> Task goal: The data below should be restated word for word, with every picture omitted.

Data listing:
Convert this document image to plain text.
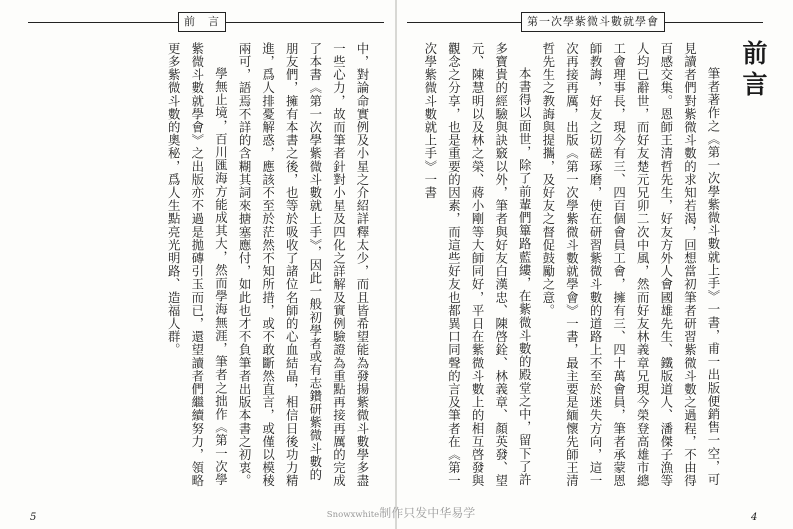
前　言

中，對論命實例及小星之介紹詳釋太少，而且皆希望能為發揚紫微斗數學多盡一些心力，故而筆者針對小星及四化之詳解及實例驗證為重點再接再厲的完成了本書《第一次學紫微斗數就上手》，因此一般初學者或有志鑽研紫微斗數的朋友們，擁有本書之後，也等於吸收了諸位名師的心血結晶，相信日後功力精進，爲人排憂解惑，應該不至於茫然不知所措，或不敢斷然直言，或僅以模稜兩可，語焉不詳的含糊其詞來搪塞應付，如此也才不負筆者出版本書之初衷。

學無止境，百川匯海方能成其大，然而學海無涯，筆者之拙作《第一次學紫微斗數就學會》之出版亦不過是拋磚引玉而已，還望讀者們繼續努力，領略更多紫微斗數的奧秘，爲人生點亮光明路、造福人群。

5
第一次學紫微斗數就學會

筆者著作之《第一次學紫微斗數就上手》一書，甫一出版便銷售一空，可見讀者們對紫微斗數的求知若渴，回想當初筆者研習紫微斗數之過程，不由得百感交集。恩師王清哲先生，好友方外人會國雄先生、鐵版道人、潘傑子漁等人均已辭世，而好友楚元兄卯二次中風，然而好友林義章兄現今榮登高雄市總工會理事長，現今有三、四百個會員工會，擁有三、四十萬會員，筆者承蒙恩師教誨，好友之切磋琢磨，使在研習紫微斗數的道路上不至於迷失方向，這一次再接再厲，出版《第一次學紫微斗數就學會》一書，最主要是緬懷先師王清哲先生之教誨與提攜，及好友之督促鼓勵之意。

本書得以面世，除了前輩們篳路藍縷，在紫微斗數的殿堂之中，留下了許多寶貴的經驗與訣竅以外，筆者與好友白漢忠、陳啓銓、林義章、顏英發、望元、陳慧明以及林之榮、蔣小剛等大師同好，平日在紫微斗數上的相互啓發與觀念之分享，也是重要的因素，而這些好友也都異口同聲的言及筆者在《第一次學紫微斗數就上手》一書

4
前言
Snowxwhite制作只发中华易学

> The answer:
Convert this document image to plain text.
前　言

中，對論命實例及小星之介紹詳釋太少，而且皆希望能為發揚紫微斗數學多盡一些心力，故而筆者針對小星及四化之詳解及實例驗證為重點再接再厲的完成了本書《第一次學紫微斗數就上手》，因此一般初學者或有志鑽研紫微斗數的朋友們，擁有本書之後，也等於吸收了諸位名師的心血結晶，相信日後功力精進，爲人排憂解惑，應該不至於茫然不知所措，或不敢斷然直言，或僅以模稜兩可，語焉不詳的含糊其詞來搪塞應付，如此也才不負筆者出版本書之初衷。

學無止境，百川匯海方能成其大，然而學海無涯，筆者之拙作《第一次學紫微斗數就學會》之出版亦不過是拋磚引玉而已，還望讀者們繼續努力，領略更多紫微斗數的奧秘，爲人生點亮光明路、造福人群。

5
第一次學紫微斗數就學會

筆者著作之《第一次學紫微斗數就上手》一書，甫一出版便銷售一空，可見讀者們對紫微斗數的求知若渴，回想當初筆者研習紫微斗數之過程，不由得百感交集。恩師王清哲先生，好友方外人會國雄先生、鐵版道人、潘傑子漁等人均已辭世，而好友楚元兄卯二次中風，然而好友林義章兄現今榮登高雄市總工會理事長，現今有三、四百個會員工會，擁有三、四十萬會員，筆者承蒙恩師教誨，好友之切磋琢磨，使在研習紫微斗數的道路上不至於迷失方向，這一次再接再厲，出版《第一次學紫微斗數就學會》一書，最主要是緬懷先師王清哲先生之教誨與提攜，及好友之督促鼓勵之意。

本書得以面世，除了前輩們篳路藍縷，在紫微斗數的殿堂之中，留下了許多寶貴的經驗與訣竅以外，筆者與好友白漢忠、陳啓銓、林義章、顏英發、望元、陳慧明以及林之榮、蔣小剛等大師同好，平日在紫微斗數上的相互啓發與觀念之分享，也是重要的因素，而這些好友也都異口同聲的言及筆者在《第一次學紫微斗數就上手》一書

4
前言
Snowxwhite制作只发中华易学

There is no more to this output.